What needs to be done: Exactly reproduce each record listed below.

───── Data for this exercise

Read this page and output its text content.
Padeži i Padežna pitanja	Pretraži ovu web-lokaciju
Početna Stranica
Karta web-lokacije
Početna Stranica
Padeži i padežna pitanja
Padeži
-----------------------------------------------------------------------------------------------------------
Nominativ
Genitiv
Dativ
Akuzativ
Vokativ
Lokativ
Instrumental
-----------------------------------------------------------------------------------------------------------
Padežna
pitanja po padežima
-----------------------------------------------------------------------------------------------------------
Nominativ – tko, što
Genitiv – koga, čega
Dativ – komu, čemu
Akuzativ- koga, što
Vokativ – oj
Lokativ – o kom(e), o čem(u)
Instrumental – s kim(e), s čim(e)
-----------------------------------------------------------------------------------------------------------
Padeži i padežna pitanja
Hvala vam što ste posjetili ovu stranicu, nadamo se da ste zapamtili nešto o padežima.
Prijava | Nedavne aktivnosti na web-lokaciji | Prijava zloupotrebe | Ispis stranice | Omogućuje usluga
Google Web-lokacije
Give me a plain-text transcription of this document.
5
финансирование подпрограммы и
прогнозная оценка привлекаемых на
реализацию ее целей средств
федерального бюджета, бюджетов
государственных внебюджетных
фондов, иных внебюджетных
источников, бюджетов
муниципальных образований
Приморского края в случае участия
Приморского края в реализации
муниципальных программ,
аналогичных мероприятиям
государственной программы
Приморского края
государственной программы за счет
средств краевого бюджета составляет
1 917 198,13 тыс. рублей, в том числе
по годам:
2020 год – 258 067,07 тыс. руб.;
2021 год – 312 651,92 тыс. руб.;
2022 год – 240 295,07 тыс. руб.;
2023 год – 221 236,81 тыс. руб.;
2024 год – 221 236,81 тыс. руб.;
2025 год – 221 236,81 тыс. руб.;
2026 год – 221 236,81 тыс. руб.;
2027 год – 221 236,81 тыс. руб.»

──────────

Solution for this problem:
Read this page and output its text content.
Padeži i Padežna pitanja	Pretraži ovu web-lokaciju
Početna Stranica
Karta web-lokacije
Početna Stranica
Padeži i padežna pitanja
Padeži
-----------------------------------------------------------------------------------------------------------
Nominativ
Genitiv
Dativ
Akuzativ
Vokativ
Lokativ
Instrumental
-----------------------------------------------------------------------------------------------------------
Padežna
pitanja po padežima
-----------------------------------------------------------------------------------------------------------
Nominativ – tko, što
Genitiv – koga, čega
Dativ – komu, čemu
Akuzativ- koga, što
Vokativ – oj
Lokativ – o kom(e), o čem(u)
Instrumental – s kim(e), s čim(e)
-----------------------------------------------------------------------------------------------------------
Padeži i padežna pitanja
Hvala vam što ste posjetili ovu stranicu, nadamo se da ste zapamtili nešto o padežima.
Prijava | Nedavne aktivnosti na web-lokaciji | Prijava zloupotrebe | Ispis stranice | Omogućuje usluga
Google Web-lokacije
Give me a plain-text transcription of this document.
5
финансирование подпрограммы и
прогнозная оценка привлекаемых на
реализацию ее целей средств
федерального бюджета, бюджетов
государственных внебюджетных
фондов, иных внебюджетных
источников, бюджетов
муниципальных образований
Приморского края в случае участия
Приморского края в реализации
муниципальных программ,
аналогичных мероприятиям
государственной программы
Приморского края
государственной программы за счет
средств краевого бюджета составляет
1 917 198,13 тыс. рублей, в том числе
по годам:
2020 год – 258 067,07 тыс. руб.;
2021 год – 312 651,92 тыс. руб.;
2022 год – 240 295,07 тыс. руб.;
2023 год – 221 236,81 тыс. руб.;
2024 год – 221 236,81 тыс. руб.;
2025 год – 221 236,81 тыс. руб.;
2026 год – 221 236,81 тыс. руб.;
2027 год – 221 236,81 тыс. руб.»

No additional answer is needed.